• **OBJECTIVE**: Locate every line that holds the string "center" and copy it.
----------
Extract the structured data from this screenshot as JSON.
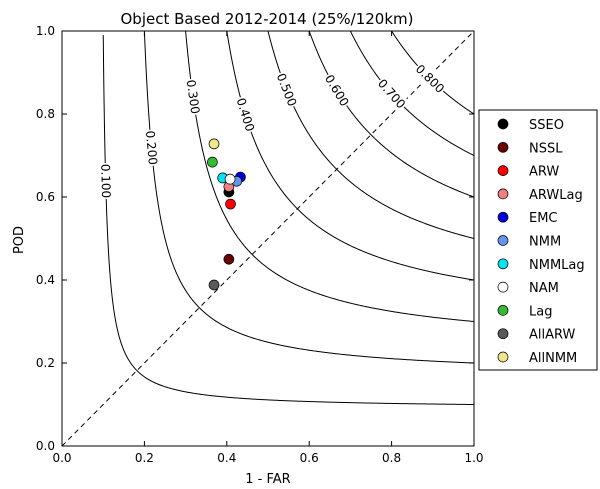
{
  "chart_data": {
    "type": "scatter",
    "title": "Object Based 2012-2014 (25%/120km)",
    "xlabel": "1 - FAR",
    "ylabel": "POD",
    "xlim": [
      0.0,
      1.0
    ],
    "ylim": [
      0.0,
      1.0
    ],
    "xticks": [
      "0.0",
      "0.2",
      "0.4",
      "0.6",
      "0.8",
      "1.0"
    ],
    "yticks": [
      "0.0",
      "0.2",
      "0.4",
      "0.6",
      "0.8",
      "1.0"
    ],
    "grid": false,
    "legend_position": "right",
    "csi_contours": [
      {
        "value": 0.1,
        "label": "0.100"
      },
      {
        "value": 0.2,
        "label": "0.200"
      },
      {
        "value": 0.3,
        "label": "0.300"
      },
      {
        "value": 0.4,
        "label": "0.400"
      },
      {
        "value": 0.5,
        "label": "0.500"
      },
      {
        "value": 0.6,
        "label": "0.600"
      },
      {
        "value": 0.7,
        "label": "0.700"
      },
      {
        "value": 0.8,
        "label": "0.800"
      }
    ],
    "diagonal": "dashed 1:1 line",
    "series": [
      {
        "name": "SSEO",
        "color": "#000000",
        "x": 0.405,
        "y": 0.612
      },
      {
        "name": "NSSL",
        "color": "#6b0000",
        "x": 0.405,
        "y": 0.45
      },
      {
        "name": "ARW",
        "color": "#ff0000",
        "x": 0.409,
        "y": 0.583
      },
      {
        "name": "ARWLag",
        "color": "#f08080",
        "x": 0.405,
        "y": 0.625
      },
      {
        "name": "EMC",
        "color": "#0000dd",
        "x": 0.433,
        "y": 0.648
      },
      {
        "name": "NMM",
        "color": "#6495ed",
        "x": 0.424,
        "y": 0.638
      },
      {
        "name": "NMMLag",
        "color": "#00e5ee",
        "x": 0.39,
        "y": 0.646
      },
      {
        "name": "NAM",
        "color": "#ffffff",
        "x": 0.408,
        "y": 0.643
      },
      {
        "name": "Lag",
        "color": "#33bb33",
        "x": 0.365,
        "y": 0.684
      },
      {
        "name": "AllARW",
        "color": "#5a5a5a",
        "x": 0.369,
        "y": 0.388
      },
      {
        "name": "AllNMM",
        "color": "#f0e68c",
        "x": 0.369,
        "y": 0.728
      }
    ]
  }
}
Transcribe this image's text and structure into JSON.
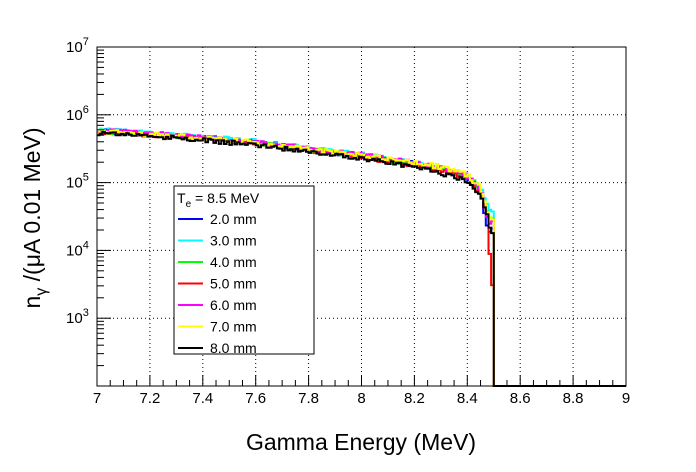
{
  "chart_data": {
    "type": "line",
    "xlabel": "Gamma Energy (MeV)",
    "ylabel": "n_γ /(μA 0.01 MeV)",
    "xlim": [
      7,
      9
    ],
    "ylim": [
      100,
      10000000
    ],
    "y_scale": "log",
    "grid": true,
    "x_ticks": [
      "7",
      "7.2",
      "7.4",
      "7.6",
      "7.8",
      "8",
      "8.2",
      "8.4",
      "8.6",
      "8.8",
      "9"
    ],
    "y_ticks": [
      {
        "base": "10",
        "exp": "3",
        "value": 1000
      },
      {
        "base": "10",
        "exp": "4",
        "value": 10000
      },
      {
        "base": "10",
        "exp": "5",
        "value": 100000
      },
      {
        "base": "10",
        "exp": "6",
        "value": 1000000
      },
      {
        "base": "10",
        "exp": "7",
        "value": 10000000
      }
    ],
    "legend": {
      "title_main": "T",
      "title_sub": "e",
      "title_rest": " = 8.5 MeV",
      "placement": "center-left"
    },
    "endpoint_mev": 8.5,
    "bin_width_mev": 0.01,
    "series": [
      {
        "name": "2.0 mm",
        "color": "#0000ff",
        "anchors": [
          [
            7.0,
            580000
          ],
          [
            7.2,
            520000
          ],
          [
            7.4,
            460000
          ],
          [
            7.6,
            400000
          ],
          [
            7.8,
            310000
          ],
          [
            8.0,
            250000
          ],
          [
            8.2,
            190000
          ],
          [
            8.3,
            160000
          ],
          [
            8.4,
            120000
          ],
          [
            8.45,
            75000
          ],
          [
            8.48,
            20000
          ]
        ]
      },
      {
        "name": "3.0 mm",
        "color": "#00ffff",
        "anchors": [
          [
            7.0,
            600000
          ],
          [
            7.2,
            540000
          ],
          [
            7.4,
            470000
          ],
          [
            7.6,
            410000
          ],
          [
            7.8,
            320000
          ],
          [
            8.0,
            260000
          ],
          [
            8.2,
            200000
          ],
          [
            8.3,
            170000
          ],
          [
            8.4,
            130000
          ],
          [
            8.45,
            85000
          ],
          [
            8.48,
            40000
          ]
        ]
      },
      {
        "name": "4.0 mm",
        "color": "#00ff00",
        "anchors": [
          [
            7.0,
            570000
          ],
          [
            7.2,
            520000
          ],
          [
            7.4,
            450000
          ],
          [
            7.6,
            390000
          ],
          [
            7.8,
            310000
          ],
          [
            8.0,
            250000
          ],
          [
            8.2,
            190000
          ],
          [
            8.3,
            160000
          ],
          [
            8.4,
            125000
          ],
          [
            8.45,
            80000
          ],
          [
            8.48,
            30000
          ]
        ]
      },
      {
        "name": "5.0 mm",
        "color": "#ff0000",
        "anchors": [
          [
            7.0,
            560000
          ],
          [
            7.2,
            510000
          ],
          [
            7.4,
            440000
          ],
          [
            7.6,
            380000
          ],
          [
            7.8,
            300000
          ],
          [
            8.0,
            240000
          ],
          [
            8.2,
            180000
          ],
          [
            8.3,
            150000
          ],
          [
            8.4,
            115000
          ],
          [
            8.45,
            70000
          ],
          [
            8.48,
            30000
          ],
          [
            8.49,
            3000
          ]
        ]
      },
      {
        "name": "6.0 mm",
        "color": "#ff00ff",
        "anchors": [
          [
            7.0,
            590000
          ],
          [
            7.2,
            530000
          ],
          [
            7.4,
            460000
          ],
          [
            7.6,
            400000
          ],
          [
            7.8,
            320000
          ],
          [
            8.0,
            255000
          ],
          [
            8.2,
            195000
          ],
          [
            8.3,
            165000
          ],
          [
            8.4,
            125000
          ],
          [
            8.45,
            80000
          ],
          [
            8.48,
            25000
          ]
        ]
      },
      {
        "name": "7.0 mm",
        "color": "#ffff00",
        "anchors": [
          [
            7.0,
            570000
          ],
          [
            7.2,
            520000
          ],
          [
            7.4,
            450000
          ],
          [
            7.6,
            390000
          ],
          [
            7.8,
            310000
          ],
          [
            8.0,
            250000
          ],
          [
            8.2,
            200000
          ],
          [
            8.3,
            170000
          ],
          [
            8.4,
            130000
          ],
          [
            8.45,
            85000
          ],
          [
            8.48,
            30000
          ]
        ]
      },
      {
        "name": "8.0 mm",
        "color": "#000000",
        "anchors": [
          [
            7.0,
            540000
          ],
          [
            7.2,
            490000
          ],
          [
            7.4,
            420000
          ],
          [
            7.6,
            360000
          ],
          [
            7.8,
            290000
          ],
          [
            8.0,
            230000
          ],
          [
            8.2,
            170000
          ],
          [
            8.3,
            140000
          ],
          [
            8.4,
            105000
          ],
          [
            8.45,
            65000
          ],
          [
            8.48,
            30000
          ],
          [
            8.49,
            18000
          ]
        ]
      }
    ]
  }
}
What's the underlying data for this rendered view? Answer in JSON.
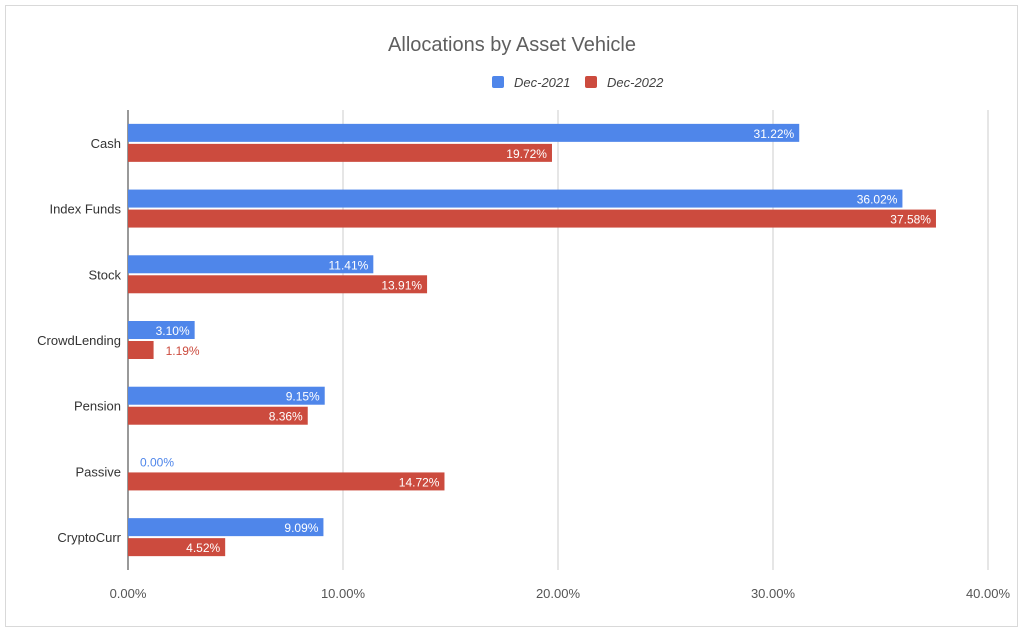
{
  "chart_data": {
    "type": "bar",
    "orientation": "horizontal",
    "title": "Allocations by Asset Vehicle",
    "categories": [
      "Cash",
      "Index Funds",
      "Stock",
      "CrowdLending",
      "Pension",
      "Passive",
      "CryptoCurr"
    ],
    "series": [
      {
        "name": "Dec-2021",
        "color": "#4f86ea",
        "values": [
          31.22,
          36.02,
          11.41,
          3.1,
          9.15,
          0.0,
          9.09
        ],
        "labels": [
          "31.22%",
          "36.02%",
          "11.41%",
          "3.10%",
          "9.15%",
          "0.00%",
          "9.09%"
        ]
      },
      {
        "name": "Dec-2022",
        "color": "#cc4b3e",
        "values": [
          19.72,
          37.58,
          13.91,
          1.19,
          8.36,
          14.72,
          4.52
        ],
        "labels": [
          "19.72%",
          "37.58%",
          "13.91%",
          "1.19%",
          "8.36%",
          "14.72%",
          "4.52%"
        ]
      }
    ],
    "xlim": [
      0,
      40
    ],
    "x_ticks": [
      0,
      10,
      20,
      30,
      40
    ],
    "x_tick_labels": [
      "0.00%",
      "10.00%",
      "20.00%",
      "30.00%",
      "40.00%"
    ],
    "xlabel": "",
    "ylabel": "",
    "grid": true,
    "legend_position": "top-center"
  }
}
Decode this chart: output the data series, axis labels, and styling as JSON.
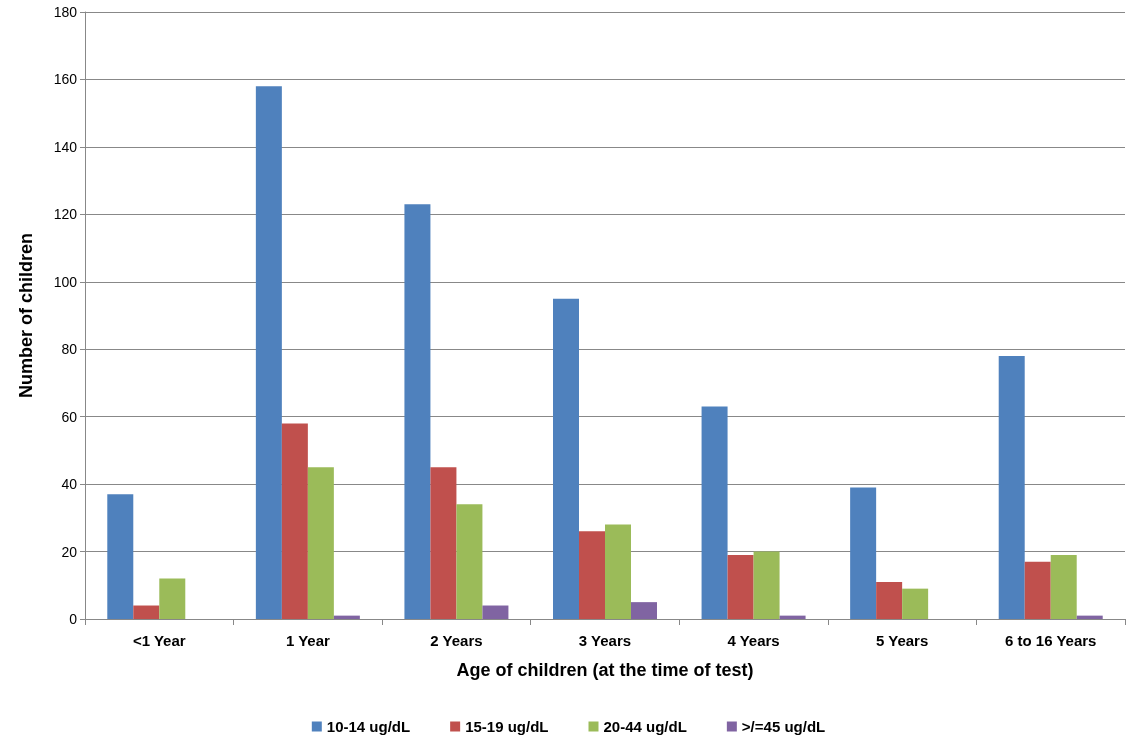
{
  "chart_data": {
    "type": "bar",
    "xlabel": "Age of children (at the time of test)",
    "ylabel": "Number of children",
    "categories": [
      "<1 Year",
      "1 Year",
      "2 Years",
      "3 Years",
      "4 Years",
      "5 Years",
      "6 to 16 Years"
    ],
    "series": [
      {
        "name": "10-14 ug/dL",
        "color": "#4f81bd",
        "values": [
          37,
          158,
          123,
          95,
          63,
          39,
          78
        ]
      },
      {
        "name": "15-19 ug/dL",
        "color": "#c0504d",
        "values": [
          4,
          58,
          45,
          26,
          19,
          11,
          17
        ]
      },
      {
        "name": "20-44 ug/dL",
        "color": "#9bbb59",
        "values": [
          12,
          45,
          34,
          28,
          20,
          9,
          19
        ]
      },
      {
        "name": ">/=45 ug/dL",
        "color": "#8064a2",
        "values": [
          0,
          1,
          4,
          5,
          1,
          0,
          1
        ]
      }
    ],
    "ylim": [
      0,
      180
    ],
    "yticks": [
      0,
      20,
      40,
      60,
      80,
      100,
      120,
      140,
      160,
      180
    ],
    "grid": "y",
    "legend": "bottom"
  }
}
----------
• **TASK OUTPUT**:
      "placement": "center-left"
    "legend_position": "top-center"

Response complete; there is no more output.